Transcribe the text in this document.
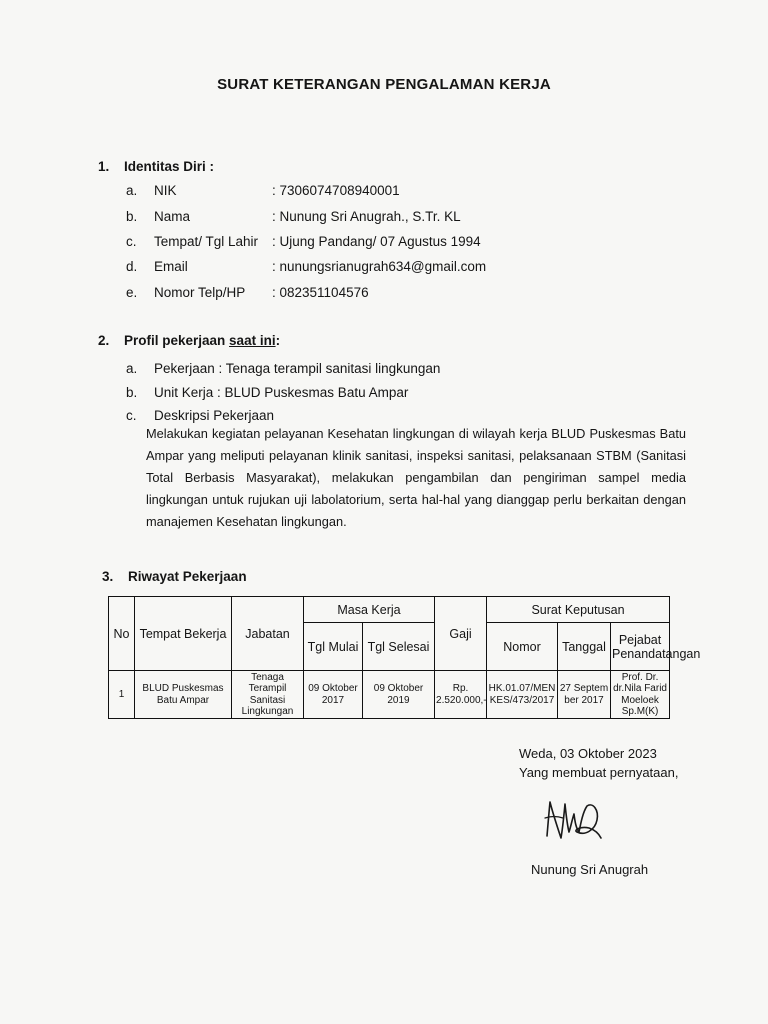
SURAT KETERANGAN PENGALAMAN KERJA
1. Identitas Diri :
a. NIK	: 7306074708940001
b. Nama	: Nunung Sri Anugrah., S.Tr. KL
c. Tempat/ Tgl Lahir : Ujung Pandang/ 07 Agustus 1994
d. Email	: nunungsrianugrah634@gmail.com
e. Nomor Telp/HP : 082351104576
2. Profil pekerjaan saat ini:
a. Pekerjaan : Tenaga terampil sanitasi lingkungan
b. Unit Kerja : BLUD Puskesmas Batu Ampar
c. Deskripsi Pekerjaan
Melakukan kegiatan pelayanan Kesehatan lingkungan di wilayah kerja BLUD Puskesmas Batu Ampar yang meliputi pelayanan klinik sanitasi, inspeksi sanitasi, pelaksanaan STBM (Sanitasi Total Berbasis Masyarakat), melakukan pengambilan dan pengiriman sampel media lingkungan untuk rujukan uji labolatorium, serta hal-hal yang dianggap perlu berkaitan dengan manajemen Kesehatan lingkungan.
3. Riwayat Pekerjaan
No	Tempat Bekerja	Jabatan	Masa Kerja		Gaji	Surat Keputusan		
			Tgl Mulai	Tgl Selesai		Nomor	Tanggal	Pejabat Penandatangan

1	BLUD Puskesmas Batu Ampar	Tenaga Terampil Sanitasi Lingkungan	09 Oktober 2017	09 Oktober 2019	Rp. 2.520.000,-	HK.01.07/MENKES/473/2017	27 September 2017	Prof. Dr. dr.Nila Farid Moeloek Sp.M(K)
Weda, 03 Oktober 2023
Yang membuat pernyataan,
Nunung Sri Anugrah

REQUIRED TASK:
Write out the material above once more, exactly as it reads, with no pictures.

ANSWER TO THE PROBLEM:
Transcribe the text in this document.
SURAT KETERANGAN PENGALAMAN KERJA
1. Identitas Diri :
a. NIK	: 7306074708940001
b. Nama	: Nunung Sri Anugrah., S.Tr. KL
c. Tempat/ Tgl Lahir : Ujung Pandang/ 07 Agustus 1994
d. Email	: nunungsrianugrah634@gmail.com
e. Nomor Telp/HP : 082351104576
2. Profil pekerjaan saat ini:
a. Pekerjaan : Tenaga terampil sanitasi lingkungan
b. Unit Kerja : BLUD Puskesmas Batu Ampar
c. Deskripsi Pekerjaan
Melakukan kegiatan pelayanan Kesehatan lingkungan di wilayah kerja BLUD Puskesmas Batu Ampar yang meliputi pelayanan klinik sanitasi, inspeksi sanitasi, pelaksanaan STBM (Sanitasi Total Berbasis Masyarakat), melakukan pengambilan dan pengiriman sampel media lingkungan untuk rujukan uji labolatorium, serta hal-hal yang dianggap perlu berkaitan dengan manajemen Kesehatan lingkungan.
3. Riwayat Pekerjaan
No	Tempat Bekerja	Jabatan	Masa Kerja		Gaji	Surat Keputusan		
			Tgl Mulai	Tgl Selesai		Nomor	Tanggal	Pejabat Penandatangan

1	BLUD Puskesmas Batu Ampar	Tenaga Terampil Sanitasi Lingkungan	09 Oktober 2017	09 Oktober 2019	Rp. 2.520.000,-	HK.01.07/MENKES/473/2017	27 September 2017	Prof. Dr. dr.Nila Farid Moeloek Sp.M(K)
Weda, 03 Oktober 2023
Yang membuat pernyataan,
Nunung Sri Anugrah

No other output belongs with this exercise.